> _Stated task_
Repeat each line exactly as it is written.

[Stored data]
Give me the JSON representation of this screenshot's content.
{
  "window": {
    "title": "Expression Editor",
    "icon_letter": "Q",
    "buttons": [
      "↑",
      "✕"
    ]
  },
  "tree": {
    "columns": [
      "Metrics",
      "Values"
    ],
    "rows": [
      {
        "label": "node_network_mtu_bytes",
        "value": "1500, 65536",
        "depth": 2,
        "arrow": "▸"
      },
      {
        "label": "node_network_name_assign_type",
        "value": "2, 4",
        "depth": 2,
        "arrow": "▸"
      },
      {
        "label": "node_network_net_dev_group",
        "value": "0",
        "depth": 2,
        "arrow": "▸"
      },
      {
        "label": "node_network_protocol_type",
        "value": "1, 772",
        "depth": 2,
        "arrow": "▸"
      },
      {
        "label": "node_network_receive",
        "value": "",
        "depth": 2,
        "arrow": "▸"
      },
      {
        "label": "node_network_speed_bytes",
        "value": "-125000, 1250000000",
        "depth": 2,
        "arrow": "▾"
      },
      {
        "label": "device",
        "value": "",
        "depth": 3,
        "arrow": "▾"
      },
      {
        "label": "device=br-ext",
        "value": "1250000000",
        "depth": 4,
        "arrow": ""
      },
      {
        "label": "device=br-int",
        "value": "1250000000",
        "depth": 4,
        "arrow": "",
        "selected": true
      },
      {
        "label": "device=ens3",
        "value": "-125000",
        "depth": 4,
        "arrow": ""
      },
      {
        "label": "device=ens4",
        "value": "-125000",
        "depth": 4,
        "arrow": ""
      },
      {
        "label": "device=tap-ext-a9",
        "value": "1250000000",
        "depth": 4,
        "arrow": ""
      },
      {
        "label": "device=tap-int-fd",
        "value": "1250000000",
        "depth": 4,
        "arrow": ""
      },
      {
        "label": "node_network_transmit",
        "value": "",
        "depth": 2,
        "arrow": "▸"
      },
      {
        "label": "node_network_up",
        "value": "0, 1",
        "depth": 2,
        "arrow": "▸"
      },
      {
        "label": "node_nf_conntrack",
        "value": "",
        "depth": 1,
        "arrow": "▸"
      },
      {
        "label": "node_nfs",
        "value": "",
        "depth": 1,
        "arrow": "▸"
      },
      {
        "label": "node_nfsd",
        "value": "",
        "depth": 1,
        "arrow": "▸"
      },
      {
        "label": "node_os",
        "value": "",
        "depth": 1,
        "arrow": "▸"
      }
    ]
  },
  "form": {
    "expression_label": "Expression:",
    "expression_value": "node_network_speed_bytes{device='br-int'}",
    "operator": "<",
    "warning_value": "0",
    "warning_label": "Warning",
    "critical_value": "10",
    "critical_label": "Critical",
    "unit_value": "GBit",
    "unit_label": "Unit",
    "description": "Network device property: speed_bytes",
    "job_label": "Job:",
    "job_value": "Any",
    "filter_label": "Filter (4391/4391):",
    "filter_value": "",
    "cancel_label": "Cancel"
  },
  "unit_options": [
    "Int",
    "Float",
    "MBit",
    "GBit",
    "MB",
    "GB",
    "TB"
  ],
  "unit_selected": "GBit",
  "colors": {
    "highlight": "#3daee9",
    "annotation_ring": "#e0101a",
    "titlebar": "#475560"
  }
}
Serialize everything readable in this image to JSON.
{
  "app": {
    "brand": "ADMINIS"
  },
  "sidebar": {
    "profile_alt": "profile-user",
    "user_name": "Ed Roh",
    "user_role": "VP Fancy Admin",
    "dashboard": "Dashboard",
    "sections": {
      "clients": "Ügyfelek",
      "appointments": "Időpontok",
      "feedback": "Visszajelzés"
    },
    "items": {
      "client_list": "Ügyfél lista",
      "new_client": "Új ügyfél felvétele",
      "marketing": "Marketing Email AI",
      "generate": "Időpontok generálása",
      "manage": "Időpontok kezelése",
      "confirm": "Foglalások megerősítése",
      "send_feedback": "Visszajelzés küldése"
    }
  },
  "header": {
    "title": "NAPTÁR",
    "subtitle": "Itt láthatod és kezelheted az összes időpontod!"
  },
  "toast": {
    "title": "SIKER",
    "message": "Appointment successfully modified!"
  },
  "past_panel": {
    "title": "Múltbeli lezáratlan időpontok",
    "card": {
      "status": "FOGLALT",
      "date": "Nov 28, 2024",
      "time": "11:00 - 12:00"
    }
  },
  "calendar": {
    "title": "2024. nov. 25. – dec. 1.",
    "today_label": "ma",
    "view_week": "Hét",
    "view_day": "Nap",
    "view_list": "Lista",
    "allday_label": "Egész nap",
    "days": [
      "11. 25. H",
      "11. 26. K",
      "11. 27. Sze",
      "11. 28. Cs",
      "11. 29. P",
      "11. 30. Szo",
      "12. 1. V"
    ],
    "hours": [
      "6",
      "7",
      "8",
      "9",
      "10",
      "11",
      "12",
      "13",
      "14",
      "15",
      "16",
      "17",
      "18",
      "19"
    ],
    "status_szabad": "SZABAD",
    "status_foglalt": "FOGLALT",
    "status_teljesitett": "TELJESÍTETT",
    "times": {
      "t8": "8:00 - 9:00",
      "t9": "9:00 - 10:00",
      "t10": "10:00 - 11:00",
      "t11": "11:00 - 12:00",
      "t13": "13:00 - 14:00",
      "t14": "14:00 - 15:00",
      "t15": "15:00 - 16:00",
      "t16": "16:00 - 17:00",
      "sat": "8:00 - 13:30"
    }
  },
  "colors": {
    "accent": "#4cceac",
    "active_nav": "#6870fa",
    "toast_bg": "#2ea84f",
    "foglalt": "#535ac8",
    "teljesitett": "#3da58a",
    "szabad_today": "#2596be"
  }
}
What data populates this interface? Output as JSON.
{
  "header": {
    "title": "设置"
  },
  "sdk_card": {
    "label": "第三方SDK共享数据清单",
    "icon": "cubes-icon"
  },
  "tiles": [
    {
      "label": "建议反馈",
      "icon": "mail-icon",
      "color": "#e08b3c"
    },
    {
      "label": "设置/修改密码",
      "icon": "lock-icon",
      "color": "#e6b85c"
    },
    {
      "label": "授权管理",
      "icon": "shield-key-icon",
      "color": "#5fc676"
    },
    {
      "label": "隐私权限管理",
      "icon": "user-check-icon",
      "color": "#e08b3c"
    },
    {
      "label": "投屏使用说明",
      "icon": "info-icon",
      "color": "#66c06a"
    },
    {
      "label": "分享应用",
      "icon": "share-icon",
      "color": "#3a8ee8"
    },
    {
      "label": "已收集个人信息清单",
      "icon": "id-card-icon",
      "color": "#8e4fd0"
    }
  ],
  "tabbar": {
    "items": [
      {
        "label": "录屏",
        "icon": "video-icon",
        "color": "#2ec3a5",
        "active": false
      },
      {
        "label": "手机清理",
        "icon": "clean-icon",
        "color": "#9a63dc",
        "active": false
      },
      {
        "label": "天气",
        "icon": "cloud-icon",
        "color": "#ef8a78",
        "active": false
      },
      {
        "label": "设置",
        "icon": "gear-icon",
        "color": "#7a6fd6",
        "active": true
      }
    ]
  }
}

> _Completed task_
Give me the JSON representation of this screenshot's content.
{
  "window": {
    "title": "Expression Editor",
    "icon_letter": "Q",
    "buttons": [
      "↑",
      "✕"
    ]
  },
  "tree": {
    "columns": [
      "Metrics",
      "Values"
    ],
    "rows": [
      {
        "label": "node_network_mtu_bytes",
        "value": "1500, 65536",
        "depth": 2,
        "arrow": "▸"
      },
      {
        "label": "node_network_name_assign_type",
        "value": "2, 4",
        "depth": 2,
        "arrow": "▸"
      },
      {
        "label": "node_network_net_dev_group",
        "value": "0",
        "depth": 2,
        "arrow": "▸"
      },
      {
        "label": "node_network_protocol_type",
        "value": "1, 772",
        "depth": 2,
        "arrow": "▸"
      },
      {
        "label": "node_network_receive",
        "value": "",
        "depth": 2,
        "arrow": "▸"
      },
      {
        "label": "node_network_speed_bytes",
        "value": "-125000, 1250000000",
        "depth": 2,
        "arrow": "▾"
      },
      {
        "label": "device",
        "value": "",
        "depth": 3,
        "arrow": "▾"
      },
      {
        "label": "device=br-ext",
        "value": "1250000000",
        "depth": 4,
        "arrow": ""
      },
      {
        "label": "device=br-int",
        "value": "1250000000",
        "depth": 4,
        "arrow": "",
        "selected": true
      },
      {
        "label": "device=ens3",
        "value": "-125000",
        "depth": 4,
        "arrow": ""
      },
      {
        "label": "device=ens4",
        "value": "-125000",
        "depth": 4,
        "arrow": ""
      },
      {
        "label": "device=tap-ext-a9",
        "value": "1250000000",
        "depth": 4,
        "arrow": ""
      },
      {
        "label": "device=tap-int-fd",
        "value": "1250000000",
        "depth": 4,
        "arrow": ""
      },
      {
        "label": "node_network_transmit",
        "value": "",
        "depth": 2,
        "arrow": "▸"
      },
      {
        "label": "node_network_up",
        "value": "0, 1",
        "depth": 2,
        "arrow": "▸"
      },
      {
        "label": "node_nf_conntrack",
        "value": "",
        "depth": 1,
        "arrow": "▸"
      },
      {
        "label": "node_nfs",
        "value": "",
        "depth": 1,
        "arrow": "▸"
      },
      {
        "label": "node_nfsd",
        "value": "",
        "depth": 1,
        "arrow": "▸"
      },
      {
        "label": "node_os",
        "value": "",
        "depth": 1,
        "arrow": "▸"
      }
    ]
  },
  "form": {
    "expression_label": "Expression:",
    "expression_value": "node_network_speed_bytes{device='br-int'}",
    "operator": "<",
    "warning_value": "0",
    "warning_label": "Warning",
    "critical_value": "10",
    "critical_label": "Critical",
    "unit_value": "GBit",
    "unit_label": "Unit",
    "description": "Network device property: speed_bytes",
    "job_label": "Job:",
    "job_value": "Any",
    "filter_label": "Filter (4391/4391):",
    "filter_value": "",
    "cancel_label": "Cancel"
  },
  "unit_options": [
    "Int",
    "Float",
    "MBit",
    "GBit",
    "MB",
    "GB",
    "TB"
  ],
  "unit_selected": "GBit",
  "colors": {
    "highlight": "#3daee9",
    "annotation_ring": "#e0101a",
    "titlebar": "#475560"
  }
}
Serialize everything readable in this image to JSON.
{
  "app": {
    "brand": "ADMINIS"
  },
  "sidebar": {
    "profile_alt": "profile-user",
    "user_name": "Ed Roh",
    "user_role": "VP Fancy Admin",
    "dashboard": "Dashboard",
    "sections": {
      "clients": "Ügyfelek",
      "appointments": "Időpontok",
      "feedback": "Visszajelzés"
    },
    "items": {
      "client_list": "Ügyfél lista",
      "new_client": "Új ügyfél felvétele",
      "marketing": "Marketing Email AI",
      "generate": "Időpontok generálása",
      "manage": "Időpontok kezelése",
      "confirm": "Foglalások megerősítése",
      "send_feedback": "Visszajelzés küldése"
    }
  },
  "header": {
    "title": "NAPTÁR",
    "subtitle": "Itt láthatod és kezelheted az összes időpontod!"
  },
  "toast": {
    "title": "SIKER",
    "message": "Appointment successfully modified!"
  },
  "past_panel": {
    "title": "Múltbeli lezáratlan időpontok",
    "card": {
      "status": "FOGLALT",
      "date": "Nov 28, 2024",
      "time": "11:00 - 12:00"
    }
  },
  "calendar": {
    "title": "2024. nov. 25. – dec. 1.",
    "today_label": "ma",
    "view_week": "Hét",
    "view_day": "Nap",
    "view_list": "Lista",
    "allday_label": "Egész nap",
    "days": [
      "11. 25. H",
      "11. 26. K",
      "11. 27. Sze",
      "11. 28. Cs",
      "11. 29. P",
      "11. 30. Szo",
      "12. 1. V"
    ],
    "hours": [
      "6",
      "7",
      "8",
      "9",
      "10",
      "11",
      "12",
      "13",
      "14",
      "15",
      "16",
      "17",
      "18",
      "19"
    ],
    "status_szabad": "SZABAD",
    "status_foglalt": "FOGLALT",
    "status_teljesitett": "TELJESÍTETT",
    "times": {
      "t8": "8:00 - 9:00",
      "t9": "9:00 - 10:00",
      "t10": "10:00 - 11:00",
      "t11": "11:00 - 12:00",
      "t13": "13:00 - 14:00",
      "t14": "14:00 - 15:00",
      "t15": "15:00 - 16:00",
      "t16": "16:00 - 17:00",
      "sat": "8:00 - 13:30"
    }
  },
  "colors": {
    "accent": "#4cceac",
    "active_nav": "#6870fa",
    "toast_bg": "#2ea84f",
    "foglalt": "#535ac8",
    "teljesitett": "#3da58a",
    "szabad_today": "#2596be"
  }
}
What data populates this interface? Output as JSON.
{
  "header": {
    "title": "设置"
  },
  "sdk_card": {
    "label": "第三方SDK共享数据清单",
    "icon": "cubes-icon"
  },
  "tiles": [
    {
      "label": "建议反馈",
      "icon": "mail-icon",
      "color": "#e08b3c"
    },
    {
      "label": "设置/修改密码",
      "icon": "lock-icon",
      "color": "#e6b85c"
    },
    {
      "label": "授权管理",
      "icon": "shield-key-icon",
      "color": "#5fc676"
    },
    {
      "label": "隐私权限管理",
      "icon": "user-check-icon",
      "color": "#e08b3c"
    },
    {
      "label": "投屏使用说明",
      "icon": "info-icon",
      "color": "#66c06a"
    },
    {
      "label": "分享应用",
      "icon": "share-icon",
      "color": "#3a8ee8"
    },
    {
      "label": "已收集个人信息清单",
      "icon": "id-card-icon",
      "color": "#8e4fd0"
    }
  ],
  "tabbar": {
    "items": [
      {
        "label": "录屏",
        "icon": "video-icon",
        "color": "#2ec3a5",
        "active": false
      },
      {
        "label": "手机清理",
        "icon": "clean-icon",
        "color": "#9a63dc",
        "active": false
      },
      {
        "label": "天气",
        "icon": "cloud-icon",
        "color": "#ef8a78",
        "active": false
      },
      {
        "label": "设置",
        "icon": "gear-icon",
        "color": "#7a6fd6",
        "active": true
      }
    ]
  }
}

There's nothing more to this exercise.